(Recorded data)
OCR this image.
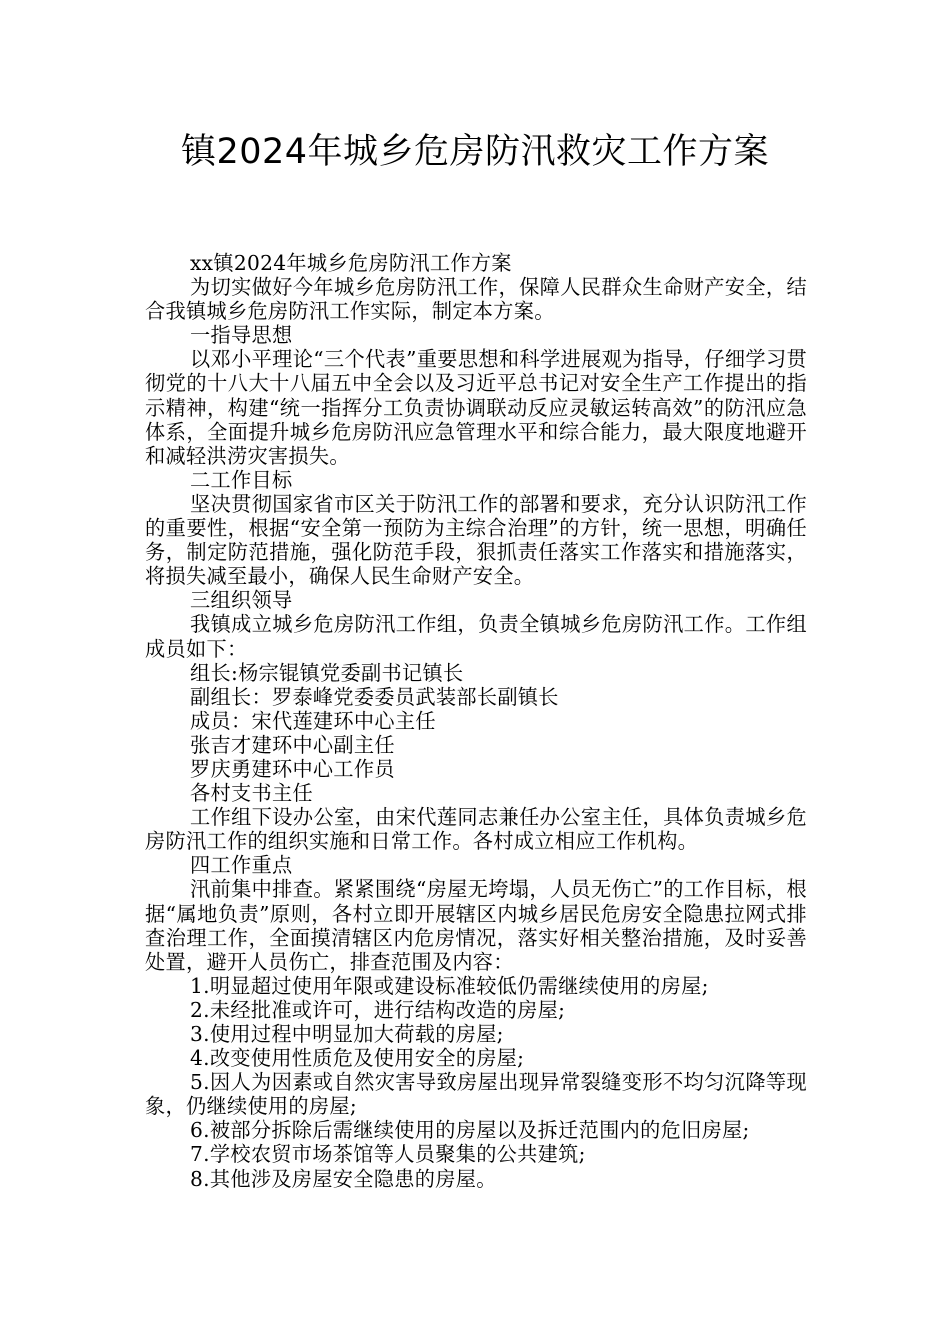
镇2024年城乡危房防汛救灾工作方案

xx镇2024年城乡危房防汛工作方案

为切实做好今年城乡危房防汛工作，保障人民群众生命财产安全，结合我镇城乡危房防汛工作实际，制定本方案。

一指导思想

以邓小平理论“三个代表”重要思想和科学进展观为指导，仔细学习贯彻党的十八大十八届五中全会以及习近平总书记对安全生产工作提出的指示精神，构建“统一指挥分工负责协调联动反应灵敏运转高效”的防汛应急体系，全面提升城乡危房防汛应急管理水平和综合能力，最大限度地避开和减轻洪涝灾害损失。

二工作目标

坚决贯彻国家省市区关于防汛工作的部署和要求，充分认识防汛工作的重要性，根据“安全第一预防为主综合治理”的方针，统一思想，明确任务，制定防范措施，强化防范手段，狠抓责任落实工作落实和措施落实，将损失减至最小，确保人民生命财产安全。

三组织领导

我镇成立城乡危房防汛工作组，负责全镇城乡危房防汛工作。工作组成员如下：

组长:杨宗锟镇党委副书记镇长

副组长：罗泰峰党委委员武装部长副镇长

成员：宋代莲建环中心主任

张吉才建环中心副主任

罗庆勇建环中心工作员

各村支书主任

工作组下设办公室，由宋代莲同志兼任办公室主任，具体负责城乡危房防汛工作的组织实施和日常工作。各村成立相应工作机构。

四工作重点

汛前集中排查。紧紧围绕“房屋无垮塌，人员无伤亡”的工作目标，根据“属地负责”原则，各村立即开展辖区内城乡居民危房安全隐患拉网式排查治理工作，全面摸清辖区内危房情况，落实好相关整治措施，及时妥善处置，避开人员伤亡，排查范围及内容：

1.明显超过使用年限或建设标准较低仍需继续使用的房屋;

2.未经批准或许可，进行结构改造的房屋;

3.使用过程中明显加大荷载的房屋;

4.改变使用性质危及使用安全的房屋;

5.因人为因素或自然灾害导致房屋出现异常裂缝变形不均匀沉降等现象，仍继续使用的房屋;

6.被部分拆除后需继续使用的房屋以及拆迁范围内的危旧房屋;

7.学校农贸市场茶馆等人员聚集的公共建筑;

8.其他涉及房屋安全隐患的房屋。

**EXERCISE**
Drop the pictures and reproduce the rest of the entries above exactly.

**EXERCISE RESPONSE**
OCR this image.
镇2024年城乡危房防汛救灾工作方案

xx镇2024年城乡危房防汛工作方案

为切实做好今年城乡危房防汛工作，保障人民群众生命财产安全，结合我镇城乡危房防汛工作实际，制定本方案。

一指导思想

以邓小平理论“三个代表”重要思想和科学进展观为指导，仔细学习贯彻党的十八大十八届五中全会以及习近平总书记对安全生产工作提出的指示精神，构建“统一指挥分工负责协调联动反应灵敏运转高效”的防汛应急体系，全面提升城乡危房防汛应急管理水平和综合能力，最大限度地避开和减轻洪涝灾害损失。

二工作目标

坚决贯彻国家省市区关于防汛工作的部署和要求，充分认识防汛工作的重要性，根据“安全第一预防为主综合治理”的方针，统一思想，明确任务，制定防范措施，强化防范手段，狠抓责任落实工作落实和措施落实，将损失减至最小，确保人民生命财产安全。

三组织领导

我镇成立城乡危房防汛工作组，负责全镇城乡危房防汛工作。工作组成员如下：

组长:杨宗锟镇党委副书记镇长

副组长：罗泰峰党委委员武装部长副镇长

成员：宋代莲建环中心主任

张吉才建环中心副主任

罗庆勇建环中心工作员

各村支书主任

工作组下设办公室，由宋代莲同志兼任办公室主任，具体负责城乡危房防汛工作的组织实施和日常工作。各村成立相应工作机构。

四工作重点

汛前集中排查。紧紧围绕“房屋无垮塌，人员无伤亡”的工作目标，根据“属地负责”原则，各村立即开展辖区内城乡居民危房安全隐患拉网式排查治理工作，全面摸清辖区内危房情况，落实好相关整治措施，及时妥善处置，避开人员伤亡，排查范围及内容：

1.明显超过使用年限或建设标准较低仍需继续使用的房屋;

2.未经批准或许可，进行结构改造的房屋;

3.使用过程中明显加大荷载的房屋;

4.改变使用性质危及使用安全的房屋;

5.因人为因素或自然灾害导致房屋出现异常裂缝变形不均匀沉降等现象，仍继续使用的房屋;

6.被部分拆除后需继续使用的房屋以及拆迁范围内的危旧房屋;

7.学校农贸市场茶馆等人员聚集的公共建筑;

8.其他涉及房屋安全隐患的房屋。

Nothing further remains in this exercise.